*Testo fornito*
<<<<

Il Tesoro Usa ha infatti deciso di uscire da Chrysler. Fiat e il Dipartimento, guidato da Timothy Geithner, hanno raggiunto un accordo per l’esercizio dell’opzione del 6% da parte del Lingotto per 500 milioni di dollari. Fiat sale così al 52% di Chrysler.
«L’operazione di oggi non permette solo alla Fiat di rafforzare la propria posizione in Chrysler, ma accelera anche il nostro progetto di integrazione mirato a creare un costruttore globale, efficiente e competitivo» afferma l’amministratore delegato di Fiat e Chrysler, Sergio Marchionne. L’accordo arriva dopo il rifinanziamento del debito da 7,5 miliardi di dollari ai governi Usa e canadese.
Non si conoscono ancora i tempi della quotazione della società di Detroit nè quelli dell’eventuale fusione con la Fiat. I passi dell’accordo. Si è partiti dal 20% iniziale con la possibilità di arrivare fino al 35% attraverso tre acquisizioni successive del 5% a titolo gratuito (sottolineiamo il “gratuito”, perché dice molto sull’entità del “regalo” fatto alla Fiat: 15% che si aggiunge al 20% iniziale!), legate al raggiungimento di precisi obiettivi. Finora ne sono stati raggiunti due che hanno portato al 30% la partecipazione.

>>>>

*Estratto della fonte*
<<<<

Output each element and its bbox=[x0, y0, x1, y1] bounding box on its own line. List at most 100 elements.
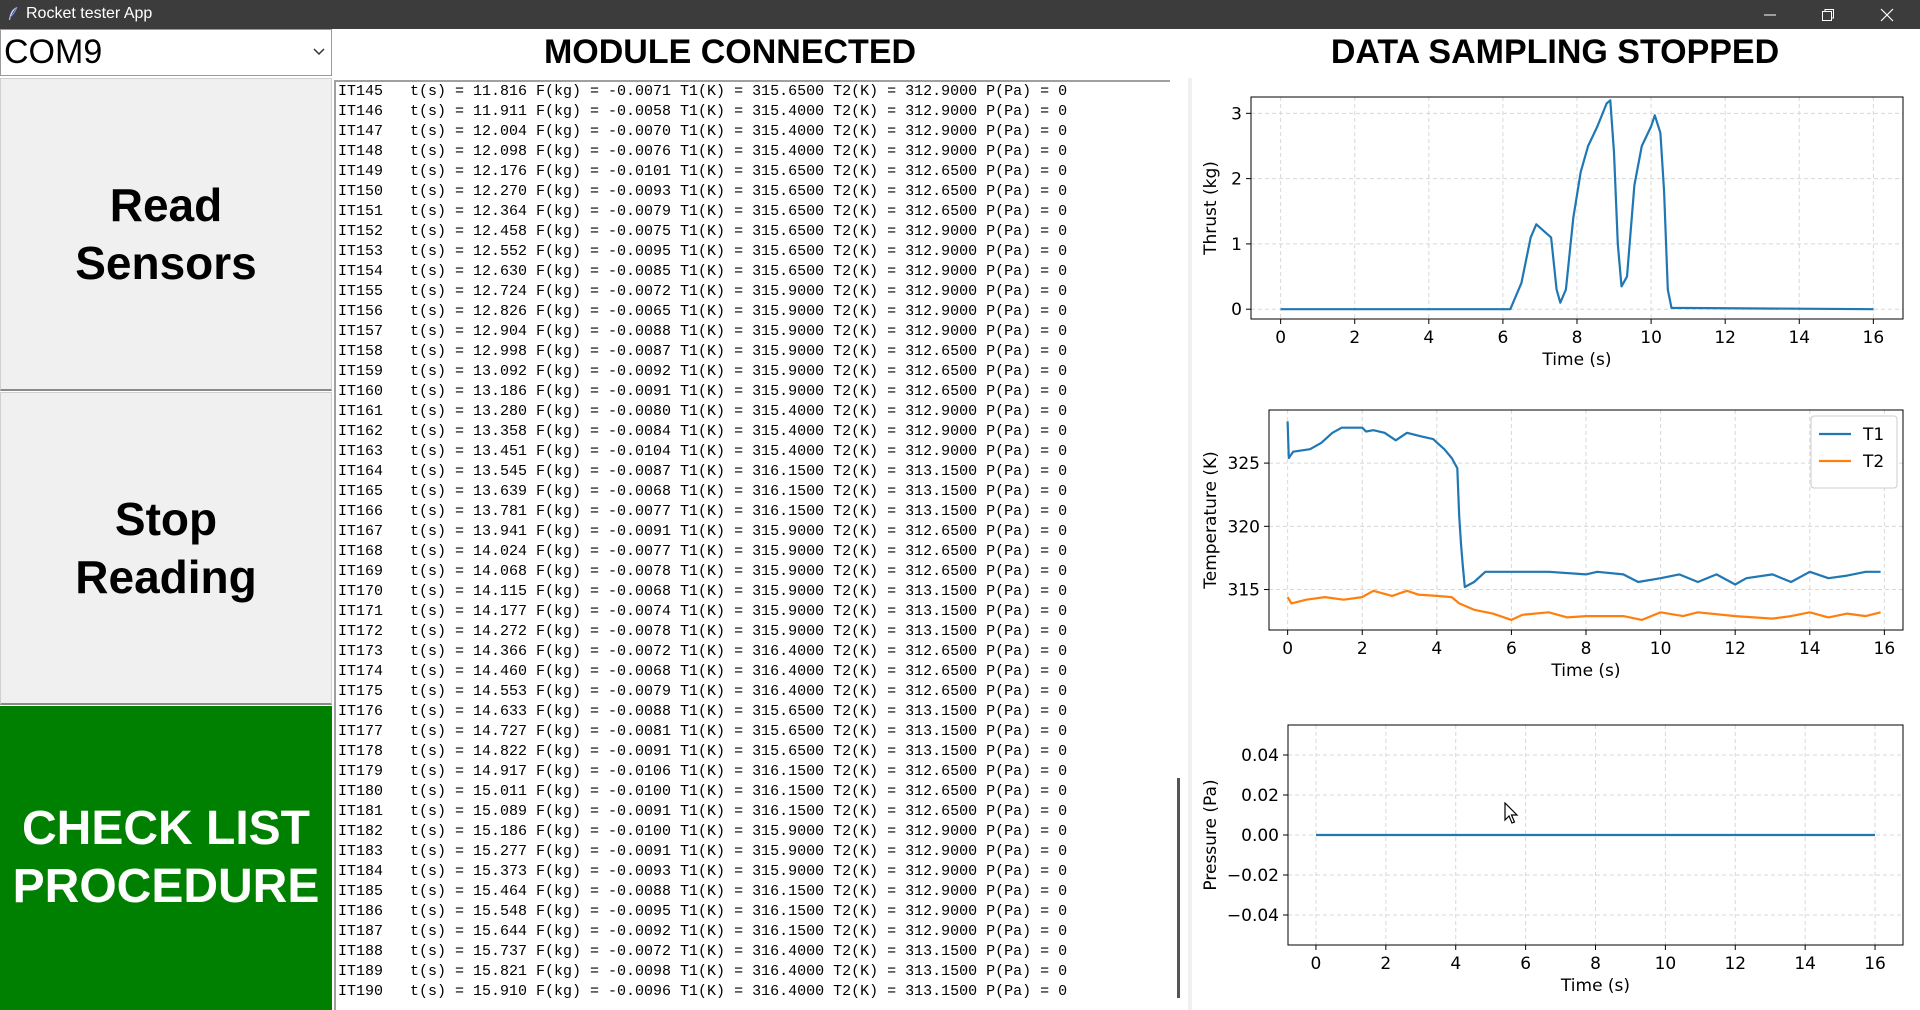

>>>>

*Elenco dei compiti*
a) Elenchi tutte le diverse percentuali citate nel testo sull'accordo tra Fiat e Chrysler, nell'ordine in cui compaiono per la prima volta.
b) Riproduca il passo del testo sull'accordo tra Fiat e Chrysler che inizia con «Non si conoscono» e prosegue fino a «30% la partecipazione.».
I dati provengono da una fonte diversa.

*Soluzioni svolte*
a) 6%, 52%, 20%, 35%, 5%, 15%, 30%

b)
Non si conoscono ancora i tempi della quotazione della società di Detroit nè quelli dell’eventuale fusione con la Fiat. I passi dell’accordo. Si è partiti dal 20% iniziale con la possibilità di arrivare fino al 35% attraverso tre acquisizioni successive del 5% a titolo gratuito (sottolineiamo il “gratuito”, perché dice molto sull’entità del “regalo” fatto alla Fiat: 15% che si aggiunge al 20% iniziale!), legate al raggiungimento di precisi obiettivi. Finora ne sono stati raggiunti due che hanno portato al 30% la partecipazione.